Lines of data:
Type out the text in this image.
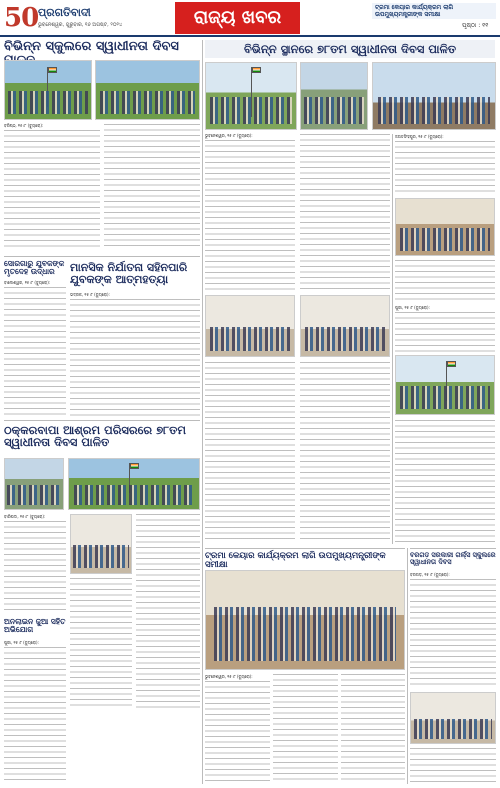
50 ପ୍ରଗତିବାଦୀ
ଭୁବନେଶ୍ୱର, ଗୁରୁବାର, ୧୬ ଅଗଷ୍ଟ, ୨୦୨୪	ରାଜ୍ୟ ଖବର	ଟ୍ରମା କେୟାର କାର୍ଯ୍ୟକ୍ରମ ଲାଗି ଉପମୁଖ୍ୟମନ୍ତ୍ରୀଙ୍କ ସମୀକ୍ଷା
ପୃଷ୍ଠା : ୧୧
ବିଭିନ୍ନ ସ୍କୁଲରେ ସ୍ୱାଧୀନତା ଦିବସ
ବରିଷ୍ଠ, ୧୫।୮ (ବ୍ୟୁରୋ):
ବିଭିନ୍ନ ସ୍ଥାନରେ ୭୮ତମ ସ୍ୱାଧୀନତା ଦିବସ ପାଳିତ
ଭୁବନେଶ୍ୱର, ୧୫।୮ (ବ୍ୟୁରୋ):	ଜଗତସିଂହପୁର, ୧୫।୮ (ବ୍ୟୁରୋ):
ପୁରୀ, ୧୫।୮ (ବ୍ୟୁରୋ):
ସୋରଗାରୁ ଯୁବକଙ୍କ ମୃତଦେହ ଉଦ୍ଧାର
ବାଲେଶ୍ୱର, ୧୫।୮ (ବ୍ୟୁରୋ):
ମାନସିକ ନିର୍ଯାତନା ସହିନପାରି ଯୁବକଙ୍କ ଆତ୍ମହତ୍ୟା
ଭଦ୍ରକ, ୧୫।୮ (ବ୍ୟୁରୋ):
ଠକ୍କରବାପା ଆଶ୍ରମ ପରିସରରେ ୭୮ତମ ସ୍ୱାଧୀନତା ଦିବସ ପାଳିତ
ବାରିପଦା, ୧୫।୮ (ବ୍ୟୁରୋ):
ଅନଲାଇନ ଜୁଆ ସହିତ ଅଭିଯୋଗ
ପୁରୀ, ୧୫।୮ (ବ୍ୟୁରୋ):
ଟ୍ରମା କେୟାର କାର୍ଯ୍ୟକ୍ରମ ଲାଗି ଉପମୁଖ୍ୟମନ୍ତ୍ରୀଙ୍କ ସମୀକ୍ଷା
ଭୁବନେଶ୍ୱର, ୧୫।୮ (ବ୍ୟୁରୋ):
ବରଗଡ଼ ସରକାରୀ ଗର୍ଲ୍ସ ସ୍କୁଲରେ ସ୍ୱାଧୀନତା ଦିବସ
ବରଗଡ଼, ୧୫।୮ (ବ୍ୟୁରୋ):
==
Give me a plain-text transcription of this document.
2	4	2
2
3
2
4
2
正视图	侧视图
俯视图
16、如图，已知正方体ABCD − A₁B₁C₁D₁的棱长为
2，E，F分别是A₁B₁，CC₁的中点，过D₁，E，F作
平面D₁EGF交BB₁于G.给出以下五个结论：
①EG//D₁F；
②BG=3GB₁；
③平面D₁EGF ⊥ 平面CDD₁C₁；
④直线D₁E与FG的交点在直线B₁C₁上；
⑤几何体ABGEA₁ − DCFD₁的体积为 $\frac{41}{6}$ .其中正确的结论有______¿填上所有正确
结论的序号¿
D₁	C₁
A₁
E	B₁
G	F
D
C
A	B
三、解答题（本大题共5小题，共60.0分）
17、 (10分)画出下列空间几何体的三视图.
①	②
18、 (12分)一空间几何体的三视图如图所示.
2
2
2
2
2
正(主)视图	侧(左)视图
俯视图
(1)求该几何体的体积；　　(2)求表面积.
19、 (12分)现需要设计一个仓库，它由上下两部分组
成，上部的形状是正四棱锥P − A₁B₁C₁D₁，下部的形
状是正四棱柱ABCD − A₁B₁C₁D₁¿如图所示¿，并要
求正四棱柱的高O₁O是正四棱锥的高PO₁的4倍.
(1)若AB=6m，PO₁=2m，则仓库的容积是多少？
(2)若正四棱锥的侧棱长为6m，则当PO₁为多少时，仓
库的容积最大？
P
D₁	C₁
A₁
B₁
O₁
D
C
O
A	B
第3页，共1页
...
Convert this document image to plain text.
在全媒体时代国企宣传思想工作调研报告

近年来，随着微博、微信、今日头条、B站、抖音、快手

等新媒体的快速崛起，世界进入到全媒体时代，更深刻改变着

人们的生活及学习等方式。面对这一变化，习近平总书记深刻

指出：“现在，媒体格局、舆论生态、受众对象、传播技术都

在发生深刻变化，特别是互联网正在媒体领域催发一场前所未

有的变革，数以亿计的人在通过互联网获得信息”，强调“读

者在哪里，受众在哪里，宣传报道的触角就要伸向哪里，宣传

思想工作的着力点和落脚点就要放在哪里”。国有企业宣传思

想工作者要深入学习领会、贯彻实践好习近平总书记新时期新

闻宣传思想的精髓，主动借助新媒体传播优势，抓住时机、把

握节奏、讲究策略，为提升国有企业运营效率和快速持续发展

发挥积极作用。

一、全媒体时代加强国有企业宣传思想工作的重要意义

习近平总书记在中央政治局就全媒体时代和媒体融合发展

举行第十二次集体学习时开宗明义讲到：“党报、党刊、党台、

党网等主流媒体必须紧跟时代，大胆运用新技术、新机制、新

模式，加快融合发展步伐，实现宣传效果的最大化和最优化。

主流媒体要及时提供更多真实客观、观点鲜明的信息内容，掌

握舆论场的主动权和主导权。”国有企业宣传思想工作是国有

# GIVEN TASK:
Check each line of the records for "text" and copy the ones that contain it.

# FINISHED TASK:
Type out the text in this image.
Give me a plain-text transcription of this document.
Convert this document image to plain text.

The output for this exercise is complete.